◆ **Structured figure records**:

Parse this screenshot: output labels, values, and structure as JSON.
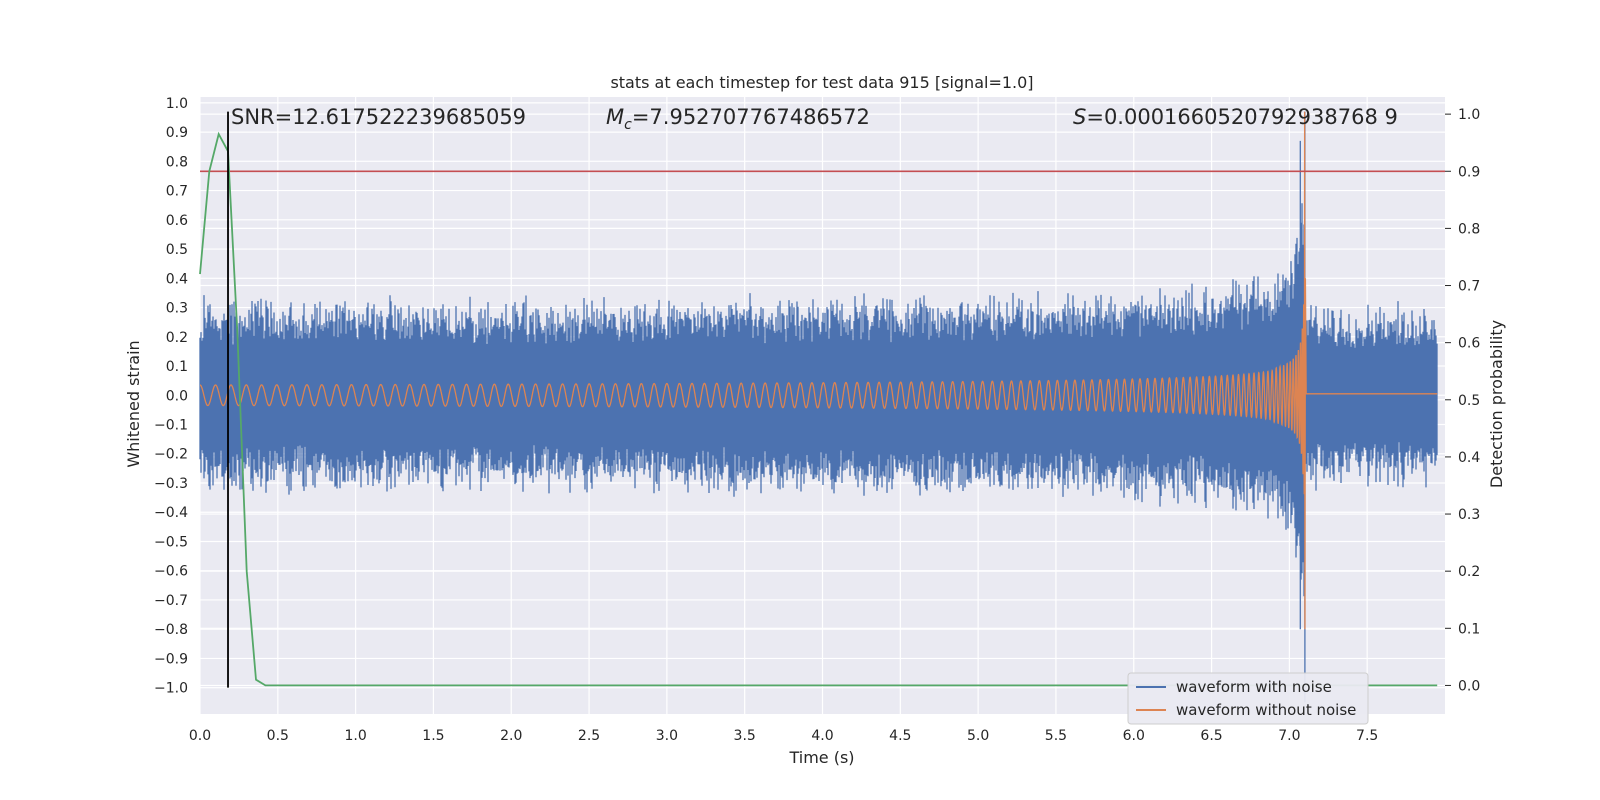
{
  "chart_data": {
    "type": "line",
    "title": "stats at each timestep for test data 915 [signal=1.0]",
    "xlabel": "Time (s)",
    "ylabel": "Whitened strain",
    "y2label": "Detection probability",
    "xlim": [
      0.0,
      8.0
    ],
    "ylim": [
      -1.09,
      1.02
    ],
    "y2lim": [
      -0.05,
      1.03
    ],
    "xticks": [
      "0.0",
      "0.5",
      "1.0",
      "1.5",
      "2.0",
      "2.5",
      "3.0",
      "3.5",
      "4.0",
      "4.5",
      "5.0",
      "5.5",
      "6.0",
      "6.5",
      "7.0",
      "7.5"
    ],
    "yticks": [
      "1.0",
      "0.9",
      "0.8",
      "0.7",
      "0.6",
      "0.5",
      "0.4",
      "0.3",
      "0.2",
      "0.1",
      "0.0",
      "−0.1",
      "−0.2",
      "−0.3",
      "−0.4",
      "−0.5",
      "−0.6",
      "−0.7",
      "−0.8",
      "−0.9",
      "−1.0"
    ],
    "y2ticks": [
      "1.0",
      "0.9",
      "0.8",
      "0.7",
      "0.6",
      "0.5",
      "0.4",
      "0.3",
      "0.2",
      "0.1",
      "0.0"
    ],
    "annotations": {
      "snr": "SNR=12.617522239685059",
      "mc_symbol": "M",
      "mc_sub": "c",
      "mc_value": "=7.952707767486572",
      "s_symbol": "S",
      "s_value": "=0.0001660520792938768 9"
    },
    "threshold": {
      "value": 0.9,
      "axis": "right",
      "color": "#c44e52"
    },
    "vline": {
      "x": 0.18,
      "y_from": -1.0,
      "y_to": 0.97,
      "color": "#000000"
    },
    "series": [
      {
        "name": "waveform with noise",
        "color": "#4c72b0",
        "noise_amplitude": 0.33,
        "merger_time": 7.1,
        "peak_strain": -1.05
      },
      {
        "name": "waveform without noise",
        "color": "#dd8452",
        "start_amplitude": 0.035,
        "merger_time": 7.1,
        "peak_strain": 0.97,
        "ringdown_offset": 0.005
      },
      {
        "name": "detection probability",
        "color": "#55a868",
        "axis": "right",
        "x": [
          0.0,
          0.06,
          0.12,
          0.18,
          0.24,
          0.3,
          0.36,
          0.42,
          7.95
        ],
        "y": [
          0.72,
          0.9,
          0.965,
          0.935,
          0.62,
          0.2,
          0.01,
          0.0,
          0.0
        ]
      }
    ],
    "legend": {
      "position": "lower-right",
      "entries": [
        "waveform with noise",
        "waveform without noise"
      ]
    },
    "grid": true,
    "background": "#eaeaf2"
  }
}
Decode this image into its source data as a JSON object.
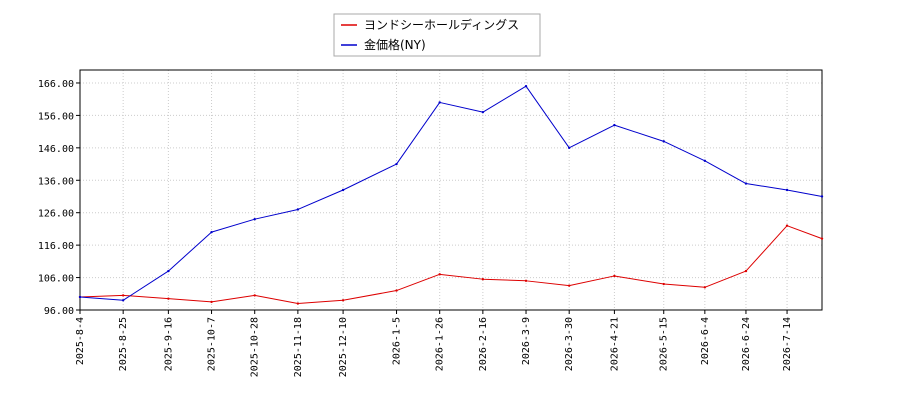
{
  "chart_data": {
    "type": "line",
    "ylim": [
      96,
      170
    ],
    "yticks": [
      96,
      106,
      116,
      126,
      136,
      146,
      156,
      166
    ],
    "ytick_labels": [
      "96.00",
      "106.00",
      "116.00",
      "126.00",
      "136.00",
      "146.00",
      "156.00",
      "166.00"
    ],
    "xtick_labels": [
      "2025-8-4",
      "2025-8-25",
      "2025-9-16",
      "2025-10-7",
      "2025-10-28",
      "2025-11-18",
      "2025-12-10",
      "2026-1-5",
      "2026-1-26",
      "2026-2-16",
      "2026-3-9",
      "2026-3-30",
      "2026-4-21",
      "2026-5-15",
      "2026-6-4",
      "2026-6-24",
      "2026-7-14"
    ],
    "grid": true,
    "legend_position": "top-center",
    "series": [
      {
        "name": "ヨンドシーホールディングス",
        "color": "#dd0000",
        "x": [
          "2025-8-4",
          "2025-8-25",
          "2025-9-16",
          "2025-10-7",
          "2025-10-28",
          "2025-11-18",
          "2025-12-10",
          "2026-1-5",
          "2026-1-26",
          "2026-2-16",
          "2026-3-9",
          "2026-3-30",
          "2026-4-21",
          "2026-5-15",
          "2026-6-4",
          "2026-6-24",
          "2026-7-14",
          "2026-7-31"
        ],
        "values": [
          100.0,
          100.5,
          99.5,
          98.5,
          100.5,
          98.0,
          99.0,
          102.0,
          107.0,
          105.5,
          105.0,
          103.5,
          106.5,
          104.0,
          103.0,
          108.0,
          122.0,
          118.0
        ]
      },
      {
        "name": "金価格(NY)",
        "color": "#0000cc",
        "x": [
          "2025-8-4",
          "2025-8-25",
          "2025-9-16",
          "2025-10-7",
          "2025-10-28",
          "2025-11-18",
          "2025-12-10",
          "2026-1-5",
          "2026-1-26",
          "2026-2-16",
          "2026-3-9",
          "2026-3-30",
          "2026-4-21",
          "2026-5-15",
          "2026-6-4",
          "2026-6-24",
          "2026-7-14",
          "2026-7-31"
        ],
        "values": [
          100.0,
          99.0,
          108.0,
          120.0,
          124.0,
          127.0,
          133.0,
          141.0,
          160.0,
          157.0,
          165.0,
          146.0,
          153.0,
          148.0,
          142.0,
          135.0,
          133.0,
          131.0
        ]
      }
    ]
  }
}
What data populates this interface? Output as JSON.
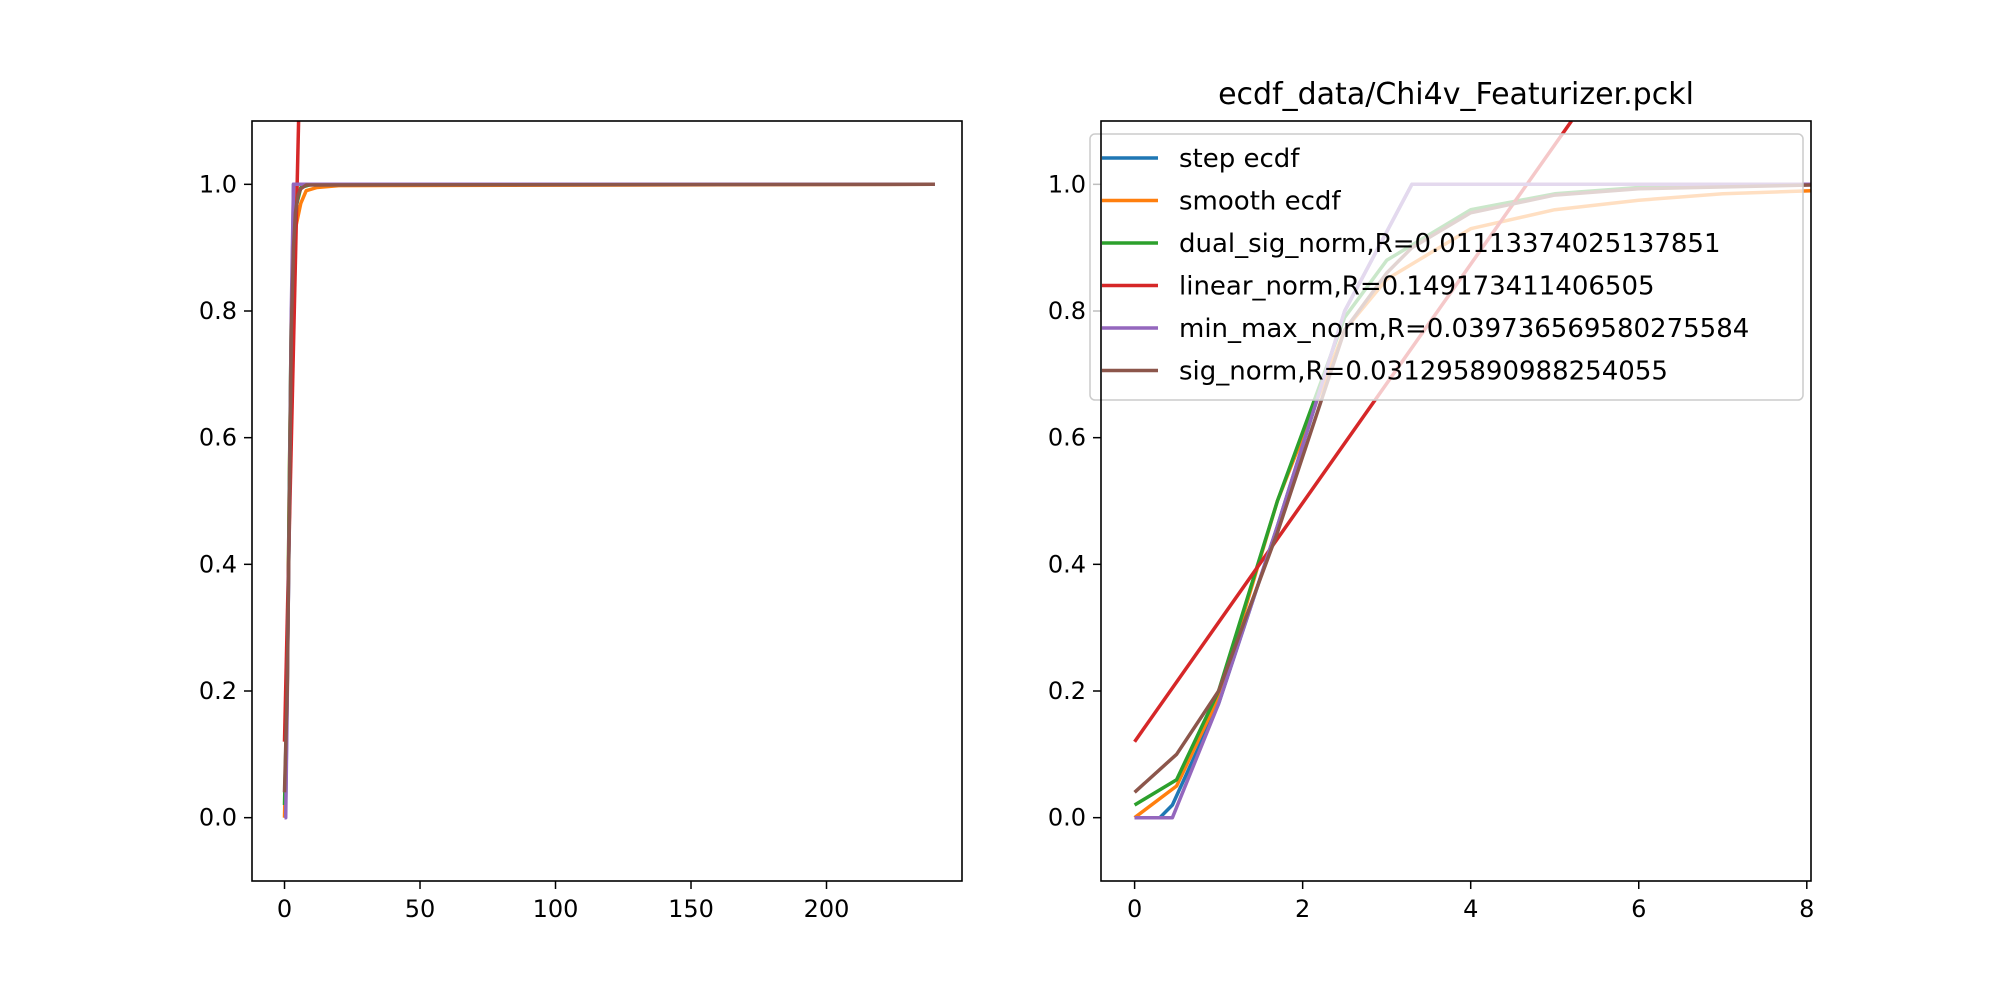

◆ **Work to be completed**: Pull out every line of the records above that contains the word "color".

◆ **Response for this exercise**:
      "color": "#c44e52"
      "color": "#000000"
        "color": "#4c72b0",
        "color": "#dd8452",
        "color": "#55a868",
        "color": "#dd0000",
        "color": "#0000cc",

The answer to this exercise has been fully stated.